Written problem
Transcribe each entry below exactly. Pictures do not go in the copy.

Data section

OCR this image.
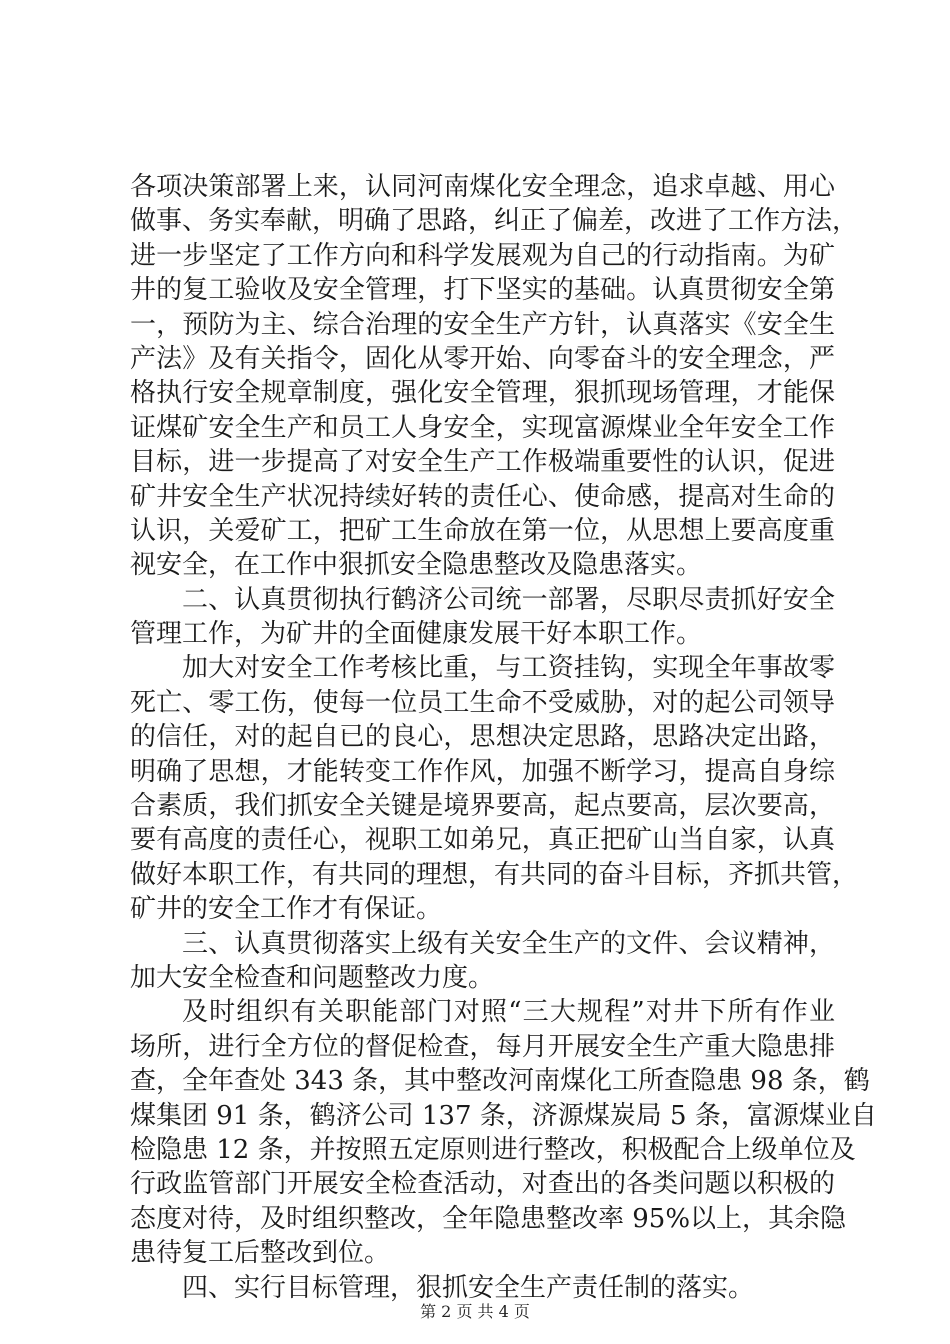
各项决策部署上来，认同河南煤化安全理念，追求卓越、用心
做事、务实奉献，明确了思路，纠正了偏差，改进了工作方法，
进一步坚定了工作方向和科学发展观为自己的行动指南。为矿
井的复工验收及安全管理，打下坚实的基础。认真贯彻安全第
一，预防为主、综合治理的安全生产方针，认真落实《安全生
产法》及有关指令，固化从零开始、向零奋斗的安全理念，严
格执行安全规章制度，强化安全管理，狠抓现场管理，才能保
证煤矿安全生产和员工人身安全，实现富源煤业全年安全工作
目标，进一步提高了对安全生产工作极端重要性的认识，促进
矿井安全生产状况持续好转的责任心、使命感，提高对生命的
认识，关爱矿工，把矿工生命放在第一位，从思想上要高度重
视安全，在工作中狠抓安全隐患整改及隐患落实。
二、认真贯彻执行鹤济公司统一部署，尽职尽责抓好安全
管理工作，为矿井的全面健康发展干好本职工作。
加大对安全工作考核比重，与工资挂钩，实现全年事故零
死亡、零工伤，使每一位员工生命不受威胁，对的起公司领导
的信任，对的起自已的良心，思想决定思路，思路决定出路，
明确了思想，才能转变工作作风，加强不断学习，提高自身综
合素质，我们抓安全关键是境界要高，起点要高，层次要高，
要有高度的责任心，视职工如弟兄，真正把矿山当自家，认真
做好本职工作，有共同的理想，有共同的奋斗目标，齐抓共管，
矿井的安全工作才有保证。
三、认真贯彻落实上级有关安全生产的文件、会议精神，
加大安全检查和问题整改力度。
及时组织有关职能部门对照“三大规程”对井下所有作业
场所，进行全方位的督促检查，每月开展安全生产重大隐患排
查，全年查处 343 条，其中整改河南煤化工所查隐患 98 条，鹤
煤集团 91 条，鹤济公司 137 条，济源煤炭局 5 条，富源煤业自
检隐患 12 条，并按照五定原则进行整改，积极配合上级单位及
行政监管部门开展安全检查活动，对查出的各类问题以积极的
态度对待，及时组织整改，全年隐患整改率 95%以上，其余隐
患待复工后整改到位。
四、实行目标管理，狠抓安全生产责任制的落实。
第 2 页 共 4 页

Exercise solution
OCR this image.
各项决策部署上来，认同河南煤化安全理念，追求卓越、用心
做事、务实奉献，明确了思路，纠正了偏差，改进了工作方法，
进一步坚定了工作方向和科学发展观为自己的行动指南。为矿
井的复工验收及安全管理，打下坚实的基础。认真贯彻安全第
一，预防为主、综合治理的安全生产方针，认真落实《安全生
产法》及有关指令，固化从零开始、向零奋斗的安全理念，严
格执行安全规章制度，强化安全管理，狠抓现场管理，才能保
证煤矿安全生产和员工人身安全，实现富源煤业全年安全工作
目标，进一步提高了对安全生产工作极端重要性的认识，促进
矿井安全生产状况持续好转的责任心、使命感，提高对生命的
认识，关爱矿工，把矿工生命放在第一位，从思想上要高度重
视安全，在工作中狠抓安全隐患整改及隐患落实。
二、认真贯彻执行鹤济公司统一部署，尽职尽责抓好安全
管理工作，为矿井的全面健康发展干好本职工作。
加大对安全工作考核比重，与工资挂钩，实现全年事故零
死亡、零工伤，使每一位员工生命不受威胁，对的起公司领导
的信任，对的起自已的良心，思想决定思路，思路决定出路，
明确了思想，才能转变工作作风，加强不断学习，提高自身综
合素质，我们抓安全关键是境界要高，起点要高，层次要高，
要有高度的责任心，视职工如弟兄，真正把矿山当自家，认真
做好本职工作，有共同的理想，有共同的奋斗目标，齐抓共管，
矿井的安全工作才有保证。
三、认真贯彻落实上级有关安全生产的文件、会议精神，
加大安全检查和问题整改力度。
及时组织有关职能部门对照“三大规程”对井下所有作业
场所，进行全方位的督促检查，每月开展安全生产重大隐患排
查，全年查处 343 条，其中整改河南煤化工所查隐患 98 条，鹤
煤集团 91 条，鹤济公司 137 条，济源煤炭局 5 条，富源煤业自
检隐患 12 条，并按照五定原则进行整改，积极配合上级单位及
行政监管部门开展安全检查活动，对查出的各类问题以积极的
态度对待，及时组织整改，全年隐患整改率 95%以上，其余隐
患待复工后整改到位。
四、实行目标管理，狠抓安全生产责任制的落实。
第 2 页 共 4 页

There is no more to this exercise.